Set problem
Copy every entry exactly.

Record extracts
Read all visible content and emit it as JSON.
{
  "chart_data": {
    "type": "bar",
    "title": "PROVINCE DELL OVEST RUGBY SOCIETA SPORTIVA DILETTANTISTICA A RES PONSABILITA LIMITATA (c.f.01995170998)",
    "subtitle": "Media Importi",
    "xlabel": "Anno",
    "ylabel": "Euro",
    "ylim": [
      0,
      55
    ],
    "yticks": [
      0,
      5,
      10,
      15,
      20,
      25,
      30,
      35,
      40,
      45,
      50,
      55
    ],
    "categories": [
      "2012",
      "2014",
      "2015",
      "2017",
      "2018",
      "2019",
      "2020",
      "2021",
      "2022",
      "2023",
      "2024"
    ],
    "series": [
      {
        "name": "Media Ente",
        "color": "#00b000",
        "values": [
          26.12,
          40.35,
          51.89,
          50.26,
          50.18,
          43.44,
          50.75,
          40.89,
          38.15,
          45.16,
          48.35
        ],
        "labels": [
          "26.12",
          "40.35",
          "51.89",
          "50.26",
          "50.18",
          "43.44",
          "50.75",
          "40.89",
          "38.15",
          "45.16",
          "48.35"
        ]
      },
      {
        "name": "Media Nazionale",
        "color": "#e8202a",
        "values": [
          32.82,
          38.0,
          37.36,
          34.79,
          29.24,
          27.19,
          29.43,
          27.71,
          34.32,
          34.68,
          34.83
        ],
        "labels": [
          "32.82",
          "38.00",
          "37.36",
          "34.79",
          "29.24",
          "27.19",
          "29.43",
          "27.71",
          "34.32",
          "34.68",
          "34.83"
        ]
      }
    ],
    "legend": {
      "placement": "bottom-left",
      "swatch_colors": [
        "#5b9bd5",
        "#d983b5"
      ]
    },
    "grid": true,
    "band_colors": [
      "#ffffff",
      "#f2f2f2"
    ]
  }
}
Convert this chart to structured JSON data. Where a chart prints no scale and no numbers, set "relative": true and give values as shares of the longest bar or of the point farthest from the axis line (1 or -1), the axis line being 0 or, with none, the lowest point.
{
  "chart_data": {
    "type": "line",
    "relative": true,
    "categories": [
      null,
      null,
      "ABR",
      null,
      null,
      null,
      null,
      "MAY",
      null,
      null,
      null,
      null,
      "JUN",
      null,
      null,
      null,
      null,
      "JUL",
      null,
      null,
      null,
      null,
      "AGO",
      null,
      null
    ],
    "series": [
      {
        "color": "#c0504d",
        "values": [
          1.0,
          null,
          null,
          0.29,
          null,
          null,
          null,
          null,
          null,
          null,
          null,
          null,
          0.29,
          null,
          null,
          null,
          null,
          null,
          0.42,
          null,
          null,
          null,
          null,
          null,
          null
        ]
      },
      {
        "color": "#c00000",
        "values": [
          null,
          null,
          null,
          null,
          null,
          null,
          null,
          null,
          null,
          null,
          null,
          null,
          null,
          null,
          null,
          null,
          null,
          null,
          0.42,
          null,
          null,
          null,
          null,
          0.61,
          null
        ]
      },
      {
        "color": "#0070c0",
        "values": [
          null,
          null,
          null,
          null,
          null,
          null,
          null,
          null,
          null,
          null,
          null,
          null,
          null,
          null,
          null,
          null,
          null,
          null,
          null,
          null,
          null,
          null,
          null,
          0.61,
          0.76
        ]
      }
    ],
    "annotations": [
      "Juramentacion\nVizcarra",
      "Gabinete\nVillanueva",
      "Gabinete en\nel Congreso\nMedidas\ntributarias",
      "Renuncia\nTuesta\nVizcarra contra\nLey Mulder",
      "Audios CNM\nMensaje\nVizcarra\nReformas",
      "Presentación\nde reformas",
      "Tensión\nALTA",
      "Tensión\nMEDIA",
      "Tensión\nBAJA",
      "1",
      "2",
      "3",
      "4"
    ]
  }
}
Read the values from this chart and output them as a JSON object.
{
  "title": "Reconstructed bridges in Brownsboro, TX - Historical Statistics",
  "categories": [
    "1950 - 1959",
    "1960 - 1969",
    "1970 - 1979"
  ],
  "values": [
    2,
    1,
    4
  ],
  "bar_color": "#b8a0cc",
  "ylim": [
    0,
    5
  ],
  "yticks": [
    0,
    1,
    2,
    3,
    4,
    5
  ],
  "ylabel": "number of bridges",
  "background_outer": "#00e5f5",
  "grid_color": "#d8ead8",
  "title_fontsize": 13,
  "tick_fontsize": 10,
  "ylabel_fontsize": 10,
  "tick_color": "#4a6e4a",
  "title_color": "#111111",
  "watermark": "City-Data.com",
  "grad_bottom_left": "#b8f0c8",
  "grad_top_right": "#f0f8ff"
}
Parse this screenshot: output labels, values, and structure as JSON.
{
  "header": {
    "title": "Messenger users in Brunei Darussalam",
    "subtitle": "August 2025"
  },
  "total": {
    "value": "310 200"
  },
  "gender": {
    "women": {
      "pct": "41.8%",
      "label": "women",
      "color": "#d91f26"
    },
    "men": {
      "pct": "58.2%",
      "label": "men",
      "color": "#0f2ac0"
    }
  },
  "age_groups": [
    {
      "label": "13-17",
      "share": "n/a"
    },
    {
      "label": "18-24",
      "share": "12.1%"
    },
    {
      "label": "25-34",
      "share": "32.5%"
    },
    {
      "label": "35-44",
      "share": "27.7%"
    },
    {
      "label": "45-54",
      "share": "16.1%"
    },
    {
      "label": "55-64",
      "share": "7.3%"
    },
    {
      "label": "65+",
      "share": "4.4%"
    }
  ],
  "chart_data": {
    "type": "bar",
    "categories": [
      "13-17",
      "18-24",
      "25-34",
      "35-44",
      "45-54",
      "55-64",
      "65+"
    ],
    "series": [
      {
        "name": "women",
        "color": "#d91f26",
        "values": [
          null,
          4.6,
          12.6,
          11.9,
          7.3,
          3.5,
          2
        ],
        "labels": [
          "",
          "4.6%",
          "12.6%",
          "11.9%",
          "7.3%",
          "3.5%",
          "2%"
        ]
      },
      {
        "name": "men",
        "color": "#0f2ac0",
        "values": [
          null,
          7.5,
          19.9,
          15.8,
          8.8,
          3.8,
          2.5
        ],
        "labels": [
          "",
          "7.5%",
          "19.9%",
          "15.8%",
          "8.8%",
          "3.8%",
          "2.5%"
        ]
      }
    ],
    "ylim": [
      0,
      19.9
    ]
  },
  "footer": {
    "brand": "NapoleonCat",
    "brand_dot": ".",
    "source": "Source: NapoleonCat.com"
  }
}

Result
Read all visible content and emit it as JSON.
{
  "chart_data": {
    "type": "bar",
    "title": "PROVINCE DELL OVEST RUGBY SOCIETA SPORTIVA DILETTANTISTICA A RES PONSABILITA LIMITATA (c.f.01995170998)",
    "subtitle": "Media Importi",
    "xlabel": "Anno",
    "ylabel": "Euro",
    "ylim": [
      0,
      55
    ],
    "yticks": [
      0,
      5,
      10,
      15,
      20,
      25,
      30,
      35,
      40,
      45,
      50,
      55
    ],
    "categories": [
      "2012",
      "2014",
      "2015",
      "2017",
      "2018",
      "2019",
      "2020",
      "2021",
      "2022",
      "2023",
      "2024"
    ],
    "series": [
      {
        "name": "Media Ente",
        "color": "#00b000",
        "values": [
          26.12,
          40.35,
          51.89,
          50.26,
          50.18,
          43.44,
          50.75,
          40.89,
          38.15,
          45.16,
          48.35
        ],
        "labels": [
          "26.12",
          "40.35",
          "51.89",
          "50.26",
          "50.18",
          "43.44",
          "50.75",
          "40.89",
          "38.15",
          "45.16",
          "48.35"
        ]
      },
      {
        "name": "Media Nazionale",
        "color": "#e8202a",
        "values": [
          32.82,
          38.0,
          37.36,
          34.79,
          29.24,
          27.19,
          29.43,
          27.71,
          34.32,
          34.68,
          34.83
        ],
        "labels": [
          "32.82",
          "38.00",
          "37.36",
          "34.79",
          "29.24",
          "27.19",
          "29.43",
          "27.71",
          "34.32",
          "34.68",
          "34.83"
        ]
      }
    ],
    "legend": {
      "placement": "bottom-left",
      "swatch_colors": [
        "#5b9bd5",
        "#d983b5"
      ]
    },
    "grid": true,
    "band_colors": [
      "#ffffff",
      "#f2f2f2"
    ]
  }
}
Convert this chart to structured JSON data. Where a chart prints no scale and no numbers, set "relative": true and give values as shares of the longest bar or of the point farthest from the axis line (1 or -1), the axis line being 0 or, with none, the lowest point.
{
  "chart_data": {
    "type": "line",
    "relative": true,
    "categories": [
      null,
      null,
      "ABR",
      null,
      null,
      null,
      null,
      "MAY",
      null,
      null,
      null,
      null,
      "JUN",
      null,
      null,
      null,
      null,
      "JUL",
      null,
      null,
      null,
      null,
      "AGO",
      null,
      null
    ],
    "series": [
      {
        "color": "#c0504d",
        "values": [
          1.0,
          null,
          null,
          0.29,
          null,
          null,
          null,
          null,
          null,
          null,
          null,
          null,
          0.29,
          null,
          null,
          null,
          null,
          null,
          0.42,
          null,
          null,
          null,
          null,
          null,
          null
        ]
      },
      {
        "color": "#c00000",
        "values": [
          null,
          null,
          null,
          null,
          null,
          null,
          null,
          null,
          null,
          null,
          null,
          null,
          null,
          null,
          null,
          null,
          null,
          null,
          0.42,
          null,
          null,
          null,
          null,
          0.61,
          null
        ]
      },
      {
        "color": "#0070c0",
        "values": [
          null,
          null,
          null,
          null,
          null,
          null,
          null,
          null,
          null,
          null,
          null,
          null,
          null,
          null,
          null,
          null,
          null,
          null,
          null,
          null,
          null,
          null,
          null,
          0.61,
          0.76
        ]
      }
    ],
    "annotations": [
      "Juramentacion\nVizcarra",
      "Gabinete\nVillanueva",
      "Gabinete en\nel Congreso\nMedidas\ntributarias",
      "Renuncia\nTuesta\nVizcarra contra\nLey Mulder",
      "Audios CNM\nMensaje\nVizcarra\nReformas",
      "Presentación\nde reformas",
      "Tensión\nALTA",
      "Tensión\nMEDIA",
      "Tensión\nBAJA",
      "1",
      "2",
      "3",
      "4"
    ]
  }
}
Read the values from this chart and output them as a JSON object.
{
  "title": "Reconstructed bridges in Brownsboro, TX - Historical Statistics",
  "categories": [
    "1950 - 1959",
    "1960 - 1969",
    "1970 - 1979"
  ],
  "values": [
    2,
    1,
    4
  ],
  "bar_color": "#b8a0cc",
  "ylim": [
    0,
    5
  ],
  "yticks": [
    0,
    1,
    2,
    3,
    4,
    5
  ],
  "ylabel": "number of bridges",
  "background_outer": "#00e5f5",
  "grid_color": "#d8ead8",
  "title_fontsize": 13,
  "tick_fontsize": 10,
  "ylabel_fontsize": 10,
  "tick_color": "#4a6e4a",
  "title_color": "#111111",
  "watermark": "City-Data.com",
  "grad_bottom_left": "#b8f0c8",
  "grad_top_right": "#f0f8ff"
}
Parse this screenshot: output labels, values, and structure as JSON.
{
  "header": {
    "title": "Messenger users in Brunei Darussalam",
    "subtitle": "August 2025"
  },
  "total": {
    "value": "310 200"
  },
  "gender": {
    "women": {
      "pct": "41.8%",
      "label": "women",
      "color": "#d91f26"
    },
    "men": {
      "pct": "58.2%",
      "label": "men",
      "color": "#0f2ac0"
    }
  },
  "age_groups": [
    {
      "label": "13-17",
      "share": "n/a"
    },
    {
      "label": "18-24",
      "share": "12.1%"
    },
    {
      "label": "25-34",
      "share": "32.5%"
    },
    {
      "label": "35-44",
      "share": "27.7%"
    },
    {
      "label": "45-54",
      "share": "16.1%"
    },
    {
      "label": "55-64",
      "share": "7.3%"
    },
    {
      "label": "65+",
      "share": "4.4%"
    }
  ],
  "chart_data": {
    "type": "bar",
    "categories": [
      "13-17",
      "18-24",
      "25-34",
      "35-44",
      "45-54",
      "55-64",
      "65+"
    ],
    "series": [
      {
        "name": "women",
        "color": "#d91f26",
        "values": [
          null,
          4.6,
          12.6,
          11.9,
          7.3,
          3.5,
          2
        ],
        "labels": [
          "",
          "4.6%",
          "12.6%",
          "11.9%",
          "7.3%",
          "3.5%",
          "2%"
        ]
      },
      {
        "name": "men",
        "color": "#0f2ac0",
        "values": [
          null,
          7.5,
          19.9,
          15.8,
          8.8,
          3.8,
          2.5
        ],
        "labels": [
          "",
          "7.5%",
          "19.9%",
          "15.8%",
          "8.8%",
          "3.8%",
          "2.5%"
        ]
      }
    ],
    "ylim": [
      0,
      19.9
    ]
  },
  "footer": {
    "brand": "NapoleonCat",
    "brand_dot": ".",
    "source": "Source: NapoleonCat.com"
  }
}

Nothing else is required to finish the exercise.